--- start Supplied records ---
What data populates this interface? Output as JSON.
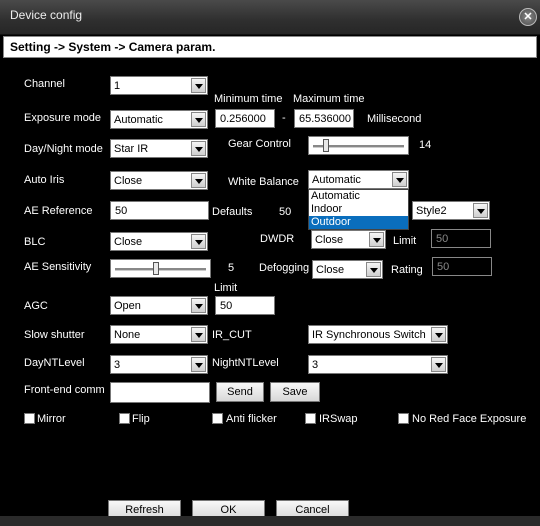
{
  "window": {
    "title": "Device config",
    "breadcrumb": "Setting -> System -> Camera param."
  },
  "labels": {
    "channel": "Channel",
    "exposure_mode": "Exposure mode",
    "minimum_time": "Minimum time",
    "maximum_time": "Maximum time",
    "dash": "-",
    "millisecond": "Millisecond",
    "day_night_mode": "Day/Night mode",
    "gear_control": "Gear Control",
    "auto_iris": "Auto Iris",
    "white_balance": "White Balance",
    "ae_reference": "AE Reference",
    "defaults": "Defaults",
    "blc": "BLC",
    "dwdr": "DWDR",
    "limit": "Limit",
    "ae_sensitivity": "AE Sensitivity",
    "defogging": "Defogging",
    "rating": "Rating",
    "agc": "AGC",
    "agc_limit": "Limit",
    "slow_shutter": "Slow shutter",
    "ir_cut": "IR_CUT",
    "day_nt_level": "DayNTLevel",
    "night_nt_level": "NightNTLevel",
    "front_end_comm": "Front-end comm"
  },
  "values": {
    "channel": "1",
    "exposure_mode": "Automatic",
    "min_time": "0.256000",
    "max_time": "65.536000",
    "day_night_mode": "Star IR",
    "gear_control": "14",
    "gear_control_level": 0.12,
    "auto_iris": "Close",
    "white_balance": "Automatic",
    "white_balance_options": [
      "Automatic",
      "Indoor",
      "Outdoor"
    ],
    "white_balance_highlighted": "Outdoor",
    "ae_reference": "50",
    "defaults": "50",
    "style": "Style2",
    "blc": "Close",
    "dwdr": "Close",
    "dwdr_limit": "50",
    "ae_sensitivity": "5",
    "ae_sensitivity_level": 0.45,
    "defogging": "Close",
    "rating": "50",
    "agc": "Open",
    "agc_limit": "50",
    "slow_shutter": "None",
    "ir_cut": "IR Synchronous Switch",
    "day_nt_level": "3",
    "night_nt_level": "3",
    "front_end_comm": ""
  },
  "buttons": {
    "send": "Send",
    "save": "Save",
    "refresh": "Refresh",
    "ok": "OK",
    "cancel": "Cancel"
  },
  "checkboxes": {
    "mirror": "Mirror",
    "flip": "Flip",
    "anti_flicker": "Anti flicker",
    "irswap": "IRSwap",
    "no_red_face": "No Red Face Exposure"
  },
  "colors": {
    "background": "#000000",
    "highlight": "#0a6ebd"
  }
}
--- end Supplied records ---
Your task: Copy each line in the data that holds the word "Outdoor".

Result for this task:
      "Outdoor"
    "white_balance_highlighted": "Outdoor",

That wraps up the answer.